### Exercise details
Wherever the string "JSON" occurs in a line of these records, report that line.

<<<<

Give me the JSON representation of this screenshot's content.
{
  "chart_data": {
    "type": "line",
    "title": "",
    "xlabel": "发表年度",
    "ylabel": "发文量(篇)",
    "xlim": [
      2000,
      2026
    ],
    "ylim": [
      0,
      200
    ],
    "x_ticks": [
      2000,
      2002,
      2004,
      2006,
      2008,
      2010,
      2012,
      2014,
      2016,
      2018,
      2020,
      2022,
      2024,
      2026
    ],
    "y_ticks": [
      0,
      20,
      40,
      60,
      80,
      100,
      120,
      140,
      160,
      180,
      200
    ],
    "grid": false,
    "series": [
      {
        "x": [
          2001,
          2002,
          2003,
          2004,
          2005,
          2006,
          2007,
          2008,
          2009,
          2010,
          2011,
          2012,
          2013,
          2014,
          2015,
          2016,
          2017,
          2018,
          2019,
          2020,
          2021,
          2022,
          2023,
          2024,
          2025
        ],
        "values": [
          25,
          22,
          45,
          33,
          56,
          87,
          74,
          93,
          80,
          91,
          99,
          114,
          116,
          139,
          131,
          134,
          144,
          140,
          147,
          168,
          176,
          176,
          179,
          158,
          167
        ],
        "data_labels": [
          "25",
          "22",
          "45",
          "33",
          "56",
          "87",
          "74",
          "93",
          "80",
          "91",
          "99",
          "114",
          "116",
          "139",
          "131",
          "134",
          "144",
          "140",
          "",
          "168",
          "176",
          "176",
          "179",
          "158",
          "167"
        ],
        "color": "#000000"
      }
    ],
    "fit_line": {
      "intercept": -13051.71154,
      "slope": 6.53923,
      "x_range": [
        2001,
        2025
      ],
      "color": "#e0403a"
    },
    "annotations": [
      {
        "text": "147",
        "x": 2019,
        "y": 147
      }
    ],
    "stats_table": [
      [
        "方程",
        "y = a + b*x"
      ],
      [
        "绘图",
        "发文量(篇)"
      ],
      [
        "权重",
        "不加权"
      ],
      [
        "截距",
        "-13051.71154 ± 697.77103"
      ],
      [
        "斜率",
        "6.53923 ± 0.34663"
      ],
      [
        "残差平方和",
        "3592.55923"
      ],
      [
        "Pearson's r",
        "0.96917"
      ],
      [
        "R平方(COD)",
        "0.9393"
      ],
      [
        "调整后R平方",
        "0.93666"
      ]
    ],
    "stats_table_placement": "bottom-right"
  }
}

>>>>
<<<<

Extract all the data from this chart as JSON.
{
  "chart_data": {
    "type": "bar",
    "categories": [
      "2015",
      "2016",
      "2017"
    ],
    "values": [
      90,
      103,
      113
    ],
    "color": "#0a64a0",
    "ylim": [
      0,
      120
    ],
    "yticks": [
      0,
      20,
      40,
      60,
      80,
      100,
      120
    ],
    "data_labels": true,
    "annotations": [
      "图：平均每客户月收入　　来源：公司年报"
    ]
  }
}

>>>>

### Task solution
Give me the JSON representation of this screenshot's content.
Extract all the data from this chart as JSON.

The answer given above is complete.